**Exercise brief**. Pull out each line of the records holding the string "penuh".

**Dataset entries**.

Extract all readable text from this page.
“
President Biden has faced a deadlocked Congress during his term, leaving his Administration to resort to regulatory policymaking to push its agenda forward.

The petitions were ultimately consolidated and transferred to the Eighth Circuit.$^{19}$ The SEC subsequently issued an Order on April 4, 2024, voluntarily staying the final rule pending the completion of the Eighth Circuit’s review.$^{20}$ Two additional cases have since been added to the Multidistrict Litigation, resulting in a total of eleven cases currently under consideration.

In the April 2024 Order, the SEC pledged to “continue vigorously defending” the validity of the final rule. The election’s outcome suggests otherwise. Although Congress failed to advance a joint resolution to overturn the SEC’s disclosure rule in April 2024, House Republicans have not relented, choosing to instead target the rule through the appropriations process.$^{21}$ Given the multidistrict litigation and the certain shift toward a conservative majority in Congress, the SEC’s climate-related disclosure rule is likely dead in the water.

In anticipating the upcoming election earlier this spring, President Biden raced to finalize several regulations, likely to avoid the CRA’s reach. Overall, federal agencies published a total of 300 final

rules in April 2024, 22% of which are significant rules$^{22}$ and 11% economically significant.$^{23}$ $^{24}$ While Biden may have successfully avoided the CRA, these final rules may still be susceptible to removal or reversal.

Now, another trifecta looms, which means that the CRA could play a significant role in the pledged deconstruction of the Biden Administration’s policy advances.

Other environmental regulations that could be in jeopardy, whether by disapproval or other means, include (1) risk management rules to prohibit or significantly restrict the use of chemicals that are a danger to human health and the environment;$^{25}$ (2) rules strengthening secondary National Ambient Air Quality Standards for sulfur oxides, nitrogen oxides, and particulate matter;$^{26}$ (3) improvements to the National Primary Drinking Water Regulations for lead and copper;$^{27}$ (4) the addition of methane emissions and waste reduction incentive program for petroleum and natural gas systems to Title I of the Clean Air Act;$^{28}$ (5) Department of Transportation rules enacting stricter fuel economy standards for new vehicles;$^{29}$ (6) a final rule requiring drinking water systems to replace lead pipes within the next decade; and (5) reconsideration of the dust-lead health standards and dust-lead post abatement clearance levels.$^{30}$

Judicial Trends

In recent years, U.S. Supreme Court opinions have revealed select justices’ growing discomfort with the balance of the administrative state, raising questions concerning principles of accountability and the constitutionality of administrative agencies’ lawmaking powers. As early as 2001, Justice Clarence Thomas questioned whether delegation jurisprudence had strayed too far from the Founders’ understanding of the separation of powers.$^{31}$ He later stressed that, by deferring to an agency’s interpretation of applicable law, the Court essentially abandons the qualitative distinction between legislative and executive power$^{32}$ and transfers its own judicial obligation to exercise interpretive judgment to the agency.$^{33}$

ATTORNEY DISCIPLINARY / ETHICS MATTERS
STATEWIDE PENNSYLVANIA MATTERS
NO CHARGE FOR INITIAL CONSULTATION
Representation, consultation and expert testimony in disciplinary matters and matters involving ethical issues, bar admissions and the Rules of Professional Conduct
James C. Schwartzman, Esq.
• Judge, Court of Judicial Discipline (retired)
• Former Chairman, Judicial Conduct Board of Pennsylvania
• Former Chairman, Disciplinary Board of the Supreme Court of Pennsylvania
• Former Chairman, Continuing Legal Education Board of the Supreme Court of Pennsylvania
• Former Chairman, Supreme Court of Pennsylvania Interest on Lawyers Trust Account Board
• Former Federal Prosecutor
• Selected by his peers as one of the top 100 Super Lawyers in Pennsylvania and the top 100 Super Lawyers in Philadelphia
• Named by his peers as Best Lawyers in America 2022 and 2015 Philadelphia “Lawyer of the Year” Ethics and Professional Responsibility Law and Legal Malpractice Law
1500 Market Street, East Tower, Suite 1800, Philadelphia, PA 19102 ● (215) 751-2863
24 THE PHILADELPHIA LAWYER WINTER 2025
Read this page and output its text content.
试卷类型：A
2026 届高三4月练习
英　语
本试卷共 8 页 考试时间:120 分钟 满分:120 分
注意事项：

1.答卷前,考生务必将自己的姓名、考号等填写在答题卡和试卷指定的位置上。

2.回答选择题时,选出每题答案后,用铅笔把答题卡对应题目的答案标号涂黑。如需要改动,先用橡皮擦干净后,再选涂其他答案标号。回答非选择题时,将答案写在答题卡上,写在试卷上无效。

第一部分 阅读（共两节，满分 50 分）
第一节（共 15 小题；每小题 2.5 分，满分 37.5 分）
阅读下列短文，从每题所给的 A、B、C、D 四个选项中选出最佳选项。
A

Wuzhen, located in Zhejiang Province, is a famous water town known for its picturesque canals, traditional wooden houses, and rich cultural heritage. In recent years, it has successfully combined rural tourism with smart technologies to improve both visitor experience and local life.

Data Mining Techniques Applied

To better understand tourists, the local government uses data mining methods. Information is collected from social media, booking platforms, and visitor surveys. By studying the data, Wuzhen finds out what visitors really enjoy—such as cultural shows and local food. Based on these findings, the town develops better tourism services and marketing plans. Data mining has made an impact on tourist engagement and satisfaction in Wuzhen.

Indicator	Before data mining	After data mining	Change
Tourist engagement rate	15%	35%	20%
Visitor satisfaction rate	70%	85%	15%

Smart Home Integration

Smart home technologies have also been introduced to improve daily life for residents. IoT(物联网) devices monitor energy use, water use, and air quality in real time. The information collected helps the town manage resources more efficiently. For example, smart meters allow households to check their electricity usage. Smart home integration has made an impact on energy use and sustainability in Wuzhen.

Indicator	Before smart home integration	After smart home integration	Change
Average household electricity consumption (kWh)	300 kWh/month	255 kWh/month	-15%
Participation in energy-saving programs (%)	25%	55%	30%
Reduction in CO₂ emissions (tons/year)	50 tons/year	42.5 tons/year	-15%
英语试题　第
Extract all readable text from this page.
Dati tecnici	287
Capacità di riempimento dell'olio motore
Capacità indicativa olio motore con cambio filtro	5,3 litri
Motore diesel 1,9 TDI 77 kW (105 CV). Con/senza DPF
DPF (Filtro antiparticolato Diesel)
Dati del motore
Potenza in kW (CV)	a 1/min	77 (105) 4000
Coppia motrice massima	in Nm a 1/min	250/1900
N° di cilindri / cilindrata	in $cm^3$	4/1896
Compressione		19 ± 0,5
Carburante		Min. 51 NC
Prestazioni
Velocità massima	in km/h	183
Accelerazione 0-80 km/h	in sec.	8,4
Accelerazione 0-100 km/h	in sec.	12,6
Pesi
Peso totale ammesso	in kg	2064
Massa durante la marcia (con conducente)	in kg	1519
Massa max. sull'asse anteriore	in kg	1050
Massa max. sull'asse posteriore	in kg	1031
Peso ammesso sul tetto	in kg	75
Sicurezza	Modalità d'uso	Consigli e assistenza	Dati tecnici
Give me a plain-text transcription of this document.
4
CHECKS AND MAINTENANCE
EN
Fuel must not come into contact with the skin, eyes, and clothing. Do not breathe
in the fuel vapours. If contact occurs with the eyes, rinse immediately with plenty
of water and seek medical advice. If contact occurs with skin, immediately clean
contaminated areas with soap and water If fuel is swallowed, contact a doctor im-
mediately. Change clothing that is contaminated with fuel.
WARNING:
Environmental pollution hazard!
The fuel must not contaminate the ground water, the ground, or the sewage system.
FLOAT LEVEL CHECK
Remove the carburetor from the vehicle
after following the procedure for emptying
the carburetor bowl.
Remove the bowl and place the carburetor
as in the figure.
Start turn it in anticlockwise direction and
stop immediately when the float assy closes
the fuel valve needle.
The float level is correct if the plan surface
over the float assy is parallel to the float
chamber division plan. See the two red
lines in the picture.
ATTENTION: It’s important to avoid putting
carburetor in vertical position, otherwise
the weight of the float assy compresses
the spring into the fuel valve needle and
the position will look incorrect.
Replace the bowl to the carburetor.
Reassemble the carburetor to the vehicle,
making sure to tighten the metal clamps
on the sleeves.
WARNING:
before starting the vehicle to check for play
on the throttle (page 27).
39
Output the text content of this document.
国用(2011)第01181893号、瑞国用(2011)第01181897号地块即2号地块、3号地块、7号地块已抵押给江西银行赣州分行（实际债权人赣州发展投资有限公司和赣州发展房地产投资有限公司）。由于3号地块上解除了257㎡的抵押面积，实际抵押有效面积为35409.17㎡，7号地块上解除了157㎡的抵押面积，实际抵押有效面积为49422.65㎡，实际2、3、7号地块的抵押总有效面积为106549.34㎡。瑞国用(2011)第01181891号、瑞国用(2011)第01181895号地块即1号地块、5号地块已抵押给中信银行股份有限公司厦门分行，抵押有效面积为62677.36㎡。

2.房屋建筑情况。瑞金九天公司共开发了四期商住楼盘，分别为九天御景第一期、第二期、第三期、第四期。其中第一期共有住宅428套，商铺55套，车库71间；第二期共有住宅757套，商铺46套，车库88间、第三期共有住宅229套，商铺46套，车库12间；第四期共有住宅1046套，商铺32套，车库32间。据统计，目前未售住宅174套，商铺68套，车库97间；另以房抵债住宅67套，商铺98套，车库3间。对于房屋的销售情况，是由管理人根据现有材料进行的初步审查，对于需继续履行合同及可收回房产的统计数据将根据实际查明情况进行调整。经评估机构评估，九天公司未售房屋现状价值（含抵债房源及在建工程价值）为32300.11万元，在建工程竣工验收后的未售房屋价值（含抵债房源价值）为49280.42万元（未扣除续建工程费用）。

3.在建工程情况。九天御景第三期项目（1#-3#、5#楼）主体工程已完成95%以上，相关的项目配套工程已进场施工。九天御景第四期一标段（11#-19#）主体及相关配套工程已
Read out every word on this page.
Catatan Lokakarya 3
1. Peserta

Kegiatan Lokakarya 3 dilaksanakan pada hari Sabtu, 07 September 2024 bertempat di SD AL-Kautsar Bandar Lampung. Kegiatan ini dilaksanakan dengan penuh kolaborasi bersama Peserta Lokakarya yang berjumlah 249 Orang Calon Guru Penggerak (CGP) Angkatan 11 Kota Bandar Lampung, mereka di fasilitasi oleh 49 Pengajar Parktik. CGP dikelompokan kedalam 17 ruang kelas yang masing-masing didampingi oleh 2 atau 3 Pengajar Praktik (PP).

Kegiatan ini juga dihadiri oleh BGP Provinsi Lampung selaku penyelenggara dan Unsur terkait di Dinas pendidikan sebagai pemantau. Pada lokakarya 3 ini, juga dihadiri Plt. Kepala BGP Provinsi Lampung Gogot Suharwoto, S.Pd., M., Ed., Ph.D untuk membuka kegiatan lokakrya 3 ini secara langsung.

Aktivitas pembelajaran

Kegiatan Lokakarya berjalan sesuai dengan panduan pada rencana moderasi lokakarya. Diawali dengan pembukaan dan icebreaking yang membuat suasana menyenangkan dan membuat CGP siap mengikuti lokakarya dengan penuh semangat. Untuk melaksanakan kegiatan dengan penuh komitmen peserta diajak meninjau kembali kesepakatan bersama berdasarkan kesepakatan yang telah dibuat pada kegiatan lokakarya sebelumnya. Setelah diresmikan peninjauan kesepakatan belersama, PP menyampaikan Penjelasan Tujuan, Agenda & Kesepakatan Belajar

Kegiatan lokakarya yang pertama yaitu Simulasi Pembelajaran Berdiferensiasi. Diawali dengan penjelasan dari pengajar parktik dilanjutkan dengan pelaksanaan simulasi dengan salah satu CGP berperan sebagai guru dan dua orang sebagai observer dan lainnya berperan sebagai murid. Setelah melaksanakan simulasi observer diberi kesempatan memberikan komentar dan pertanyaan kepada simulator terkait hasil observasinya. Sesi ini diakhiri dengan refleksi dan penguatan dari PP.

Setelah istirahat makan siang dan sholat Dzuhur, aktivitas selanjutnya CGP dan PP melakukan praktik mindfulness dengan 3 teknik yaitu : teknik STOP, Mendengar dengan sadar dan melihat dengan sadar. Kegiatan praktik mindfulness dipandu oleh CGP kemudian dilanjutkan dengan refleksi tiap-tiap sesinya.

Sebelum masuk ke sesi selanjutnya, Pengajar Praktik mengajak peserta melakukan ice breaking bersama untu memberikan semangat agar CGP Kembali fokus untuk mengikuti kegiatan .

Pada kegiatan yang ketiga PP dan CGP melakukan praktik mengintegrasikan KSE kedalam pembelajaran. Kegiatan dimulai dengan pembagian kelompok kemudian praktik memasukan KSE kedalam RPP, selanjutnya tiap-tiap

**Answer to this exercise**.
Kegiatan Lokakarya 3 dilaksanakan pada hari Sabtu, 07 September 2024 bertempat di SD AL-Kautsar Bandar Lampung. Kegiatan ini dilaksanakan dengan penuh kolaborasi bersama Peserta Lokakarya yang berjumlah 249 Orang Calon Guru Penggerak (CGP) Angkatan 11 Kota Bandar Lampung, mereka di fasilitasi oleh 49 Pengajar Parktik. CGP dikelompokan kedalam 17 ruang kelas yang masing-masing didampingi oleh 2 atau 3 Pengajar Praktik (PP).
Kegiatan Lokakarya berjalan sesuai dengan panduan pada rencana moderasi lokakarya. Diawali dengan pembukaan dan icebreaking yang membuat suasana menyenangkan dan membuat CGP siap mengikuti lokakarya dengan penuh semangat. Untuk melaksanakan kegiatan dengan penuh komitmen peserta diajak meninjau kembali kesepakatan bersama berdasarkan kesepakatan yang telah dibuat pada kegiatan lokakarya sebelumnya. Setelah diresmikan peninjauan kesepakatan belersama, PP menyampaikan Penjelasan Tujuan, Agenda & Kesepakatan Belajar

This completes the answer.